- PROBLEM TO WORK ON -
Go through the entries below and copy each line containing the word "name".

- Dataset entries on figures -
===============
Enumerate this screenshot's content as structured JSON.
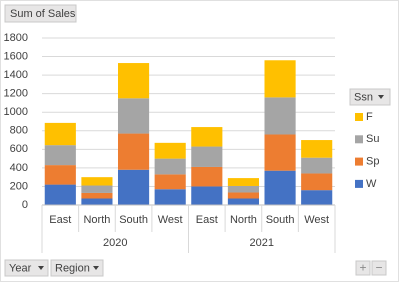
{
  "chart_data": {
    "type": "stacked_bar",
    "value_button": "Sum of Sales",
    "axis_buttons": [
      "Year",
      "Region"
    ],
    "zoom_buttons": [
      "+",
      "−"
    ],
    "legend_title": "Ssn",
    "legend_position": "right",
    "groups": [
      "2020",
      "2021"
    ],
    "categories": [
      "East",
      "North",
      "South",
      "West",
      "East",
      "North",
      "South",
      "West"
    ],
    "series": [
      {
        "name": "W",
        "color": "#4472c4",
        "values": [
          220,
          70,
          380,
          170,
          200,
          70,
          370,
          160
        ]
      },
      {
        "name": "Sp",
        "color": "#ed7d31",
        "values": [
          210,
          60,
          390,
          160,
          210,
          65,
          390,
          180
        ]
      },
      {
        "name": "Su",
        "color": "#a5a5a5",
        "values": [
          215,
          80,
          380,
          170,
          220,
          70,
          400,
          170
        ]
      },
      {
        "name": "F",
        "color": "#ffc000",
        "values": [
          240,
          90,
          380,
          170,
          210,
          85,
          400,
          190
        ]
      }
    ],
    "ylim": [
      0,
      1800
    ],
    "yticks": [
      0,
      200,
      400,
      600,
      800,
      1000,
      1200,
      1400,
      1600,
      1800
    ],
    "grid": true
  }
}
===============
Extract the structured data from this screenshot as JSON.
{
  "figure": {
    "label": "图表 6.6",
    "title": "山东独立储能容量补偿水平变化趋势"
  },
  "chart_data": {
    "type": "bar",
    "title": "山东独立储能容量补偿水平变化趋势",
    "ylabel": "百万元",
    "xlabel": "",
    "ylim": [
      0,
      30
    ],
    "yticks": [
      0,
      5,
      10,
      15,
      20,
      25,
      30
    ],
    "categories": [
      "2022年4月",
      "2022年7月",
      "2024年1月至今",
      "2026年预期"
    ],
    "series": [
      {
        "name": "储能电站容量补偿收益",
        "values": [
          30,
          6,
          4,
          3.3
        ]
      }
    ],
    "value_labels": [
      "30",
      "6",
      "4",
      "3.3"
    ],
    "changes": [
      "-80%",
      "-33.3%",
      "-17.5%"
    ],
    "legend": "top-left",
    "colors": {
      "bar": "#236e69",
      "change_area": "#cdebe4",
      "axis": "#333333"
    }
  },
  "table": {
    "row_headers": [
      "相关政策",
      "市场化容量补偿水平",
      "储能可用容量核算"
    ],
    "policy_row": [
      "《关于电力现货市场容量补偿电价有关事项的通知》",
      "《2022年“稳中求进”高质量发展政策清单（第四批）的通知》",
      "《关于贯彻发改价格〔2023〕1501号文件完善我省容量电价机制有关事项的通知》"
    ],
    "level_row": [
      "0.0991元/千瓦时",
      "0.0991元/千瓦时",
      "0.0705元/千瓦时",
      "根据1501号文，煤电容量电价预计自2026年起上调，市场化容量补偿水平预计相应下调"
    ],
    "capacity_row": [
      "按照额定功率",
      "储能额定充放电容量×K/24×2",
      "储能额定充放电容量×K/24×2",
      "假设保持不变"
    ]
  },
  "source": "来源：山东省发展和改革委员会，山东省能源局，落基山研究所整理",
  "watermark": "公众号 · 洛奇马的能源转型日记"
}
===============
- THE OUTPUT -
        "name": "W",
        "name": "Sp",
        "name": "Su",
        "name": "F",
        "name": "储能电站容量补偿收益",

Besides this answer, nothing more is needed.